=== What is required ===
Copy out each line below that has the word "مجید" in it.

=== Records for the exercise ===
# # # #
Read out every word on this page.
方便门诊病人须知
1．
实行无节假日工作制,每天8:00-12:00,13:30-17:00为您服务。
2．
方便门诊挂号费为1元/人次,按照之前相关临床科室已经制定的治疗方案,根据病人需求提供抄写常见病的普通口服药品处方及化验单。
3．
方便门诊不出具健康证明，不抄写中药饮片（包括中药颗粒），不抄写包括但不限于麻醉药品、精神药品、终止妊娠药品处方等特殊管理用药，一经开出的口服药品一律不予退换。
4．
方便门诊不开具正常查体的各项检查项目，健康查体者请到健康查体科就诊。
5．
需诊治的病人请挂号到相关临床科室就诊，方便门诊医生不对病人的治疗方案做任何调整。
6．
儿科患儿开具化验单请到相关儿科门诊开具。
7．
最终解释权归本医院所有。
# # # #
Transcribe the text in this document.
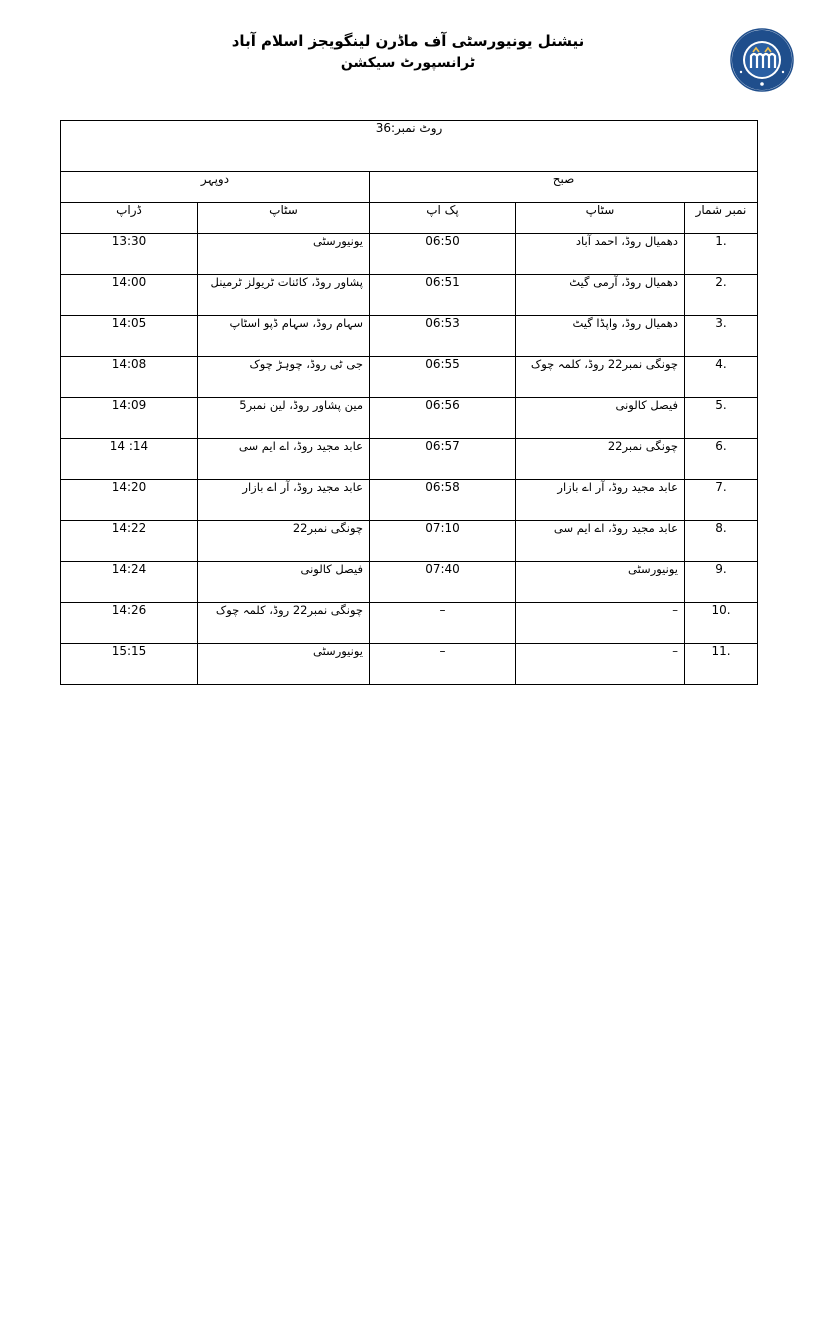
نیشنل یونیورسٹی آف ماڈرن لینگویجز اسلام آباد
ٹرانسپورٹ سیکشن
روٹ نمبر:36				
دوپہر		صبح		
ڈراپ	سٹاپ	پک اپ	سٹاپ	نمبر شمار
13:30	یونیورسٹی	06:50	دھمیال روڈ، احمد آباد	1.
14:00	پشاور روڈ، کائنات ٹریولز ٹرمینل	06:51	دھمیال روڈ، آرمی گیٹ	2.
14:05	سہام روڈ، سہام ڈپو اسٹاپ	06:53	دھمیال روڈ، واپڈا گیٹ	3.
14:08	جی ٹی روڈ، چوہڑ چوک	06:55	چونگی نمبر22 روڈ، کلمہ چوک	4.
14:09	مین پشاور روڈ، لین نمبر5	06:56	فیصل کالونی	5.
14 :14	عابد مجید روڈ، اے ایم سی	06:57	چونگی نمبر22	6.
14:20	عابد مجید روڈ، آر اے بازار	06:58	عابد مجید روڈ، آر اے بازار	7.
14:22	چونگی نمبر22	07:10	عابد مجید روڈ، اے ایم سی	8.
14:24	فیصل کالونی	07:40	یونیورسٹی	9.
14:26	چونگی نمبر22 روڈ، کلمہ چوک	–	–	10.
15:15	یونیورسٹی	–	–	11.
# # # #
=== Output of the exercise ===
14 :14	عابد مجید روڈ، اے ایم سی	06:57	چونگی نمبر22	6.
14:20	عابد مجید روڈ، آر اے بازار	06:58	عابد مجید روڈ، آر اے بازار	7.
14:22	چونگی نمبر22	07:10	عابد مجید روڈ، اے ایم سی	8.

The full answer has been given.